Task directions. Every entry below must appear again, exactly as written.

Stored items from a collection:
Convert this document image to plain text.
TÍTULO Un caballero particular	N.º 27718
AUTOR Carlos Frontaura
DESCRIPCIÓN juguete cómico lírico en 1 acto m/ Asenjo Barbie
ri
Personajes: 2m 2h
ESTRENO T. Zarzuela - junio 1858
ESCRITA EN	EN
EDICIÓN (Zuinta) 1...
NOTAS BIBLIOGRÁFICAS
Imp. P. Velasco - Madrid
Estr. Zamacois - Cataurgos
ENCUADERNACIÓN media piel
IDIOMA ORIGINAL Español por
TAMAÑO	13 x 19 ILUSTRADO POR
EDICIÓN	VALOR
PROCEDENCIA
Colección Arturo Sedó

Finished task.
Convert this document image to plain text.
TÍTULO Un caballero particular	N.º 27718
AUTOR Carlos Frontaura
DESCRIPCIÓN juguete cómico lírico en 1 acto m/ Asenjo Barbie
ri
Personajes: 2m 2h
ESTRENO T. Zarzuela - junio 1858
ESCRITA EN	EN
EDICIÓN (Zuinta) 1...
NOTAS BIBLIOGRÁFICAS
Imp. P. Velasco - Madrid
Estr. Zamacois - Cataurgos
ENCUADERNACIÓN media piel
IDIOMA ORIGINAL Español por
TAMAÑO	13 x 19 ILUSTRADO POR
EDICIÓN	VALOR
PROCEDENCIA
Colección Arturo Sedó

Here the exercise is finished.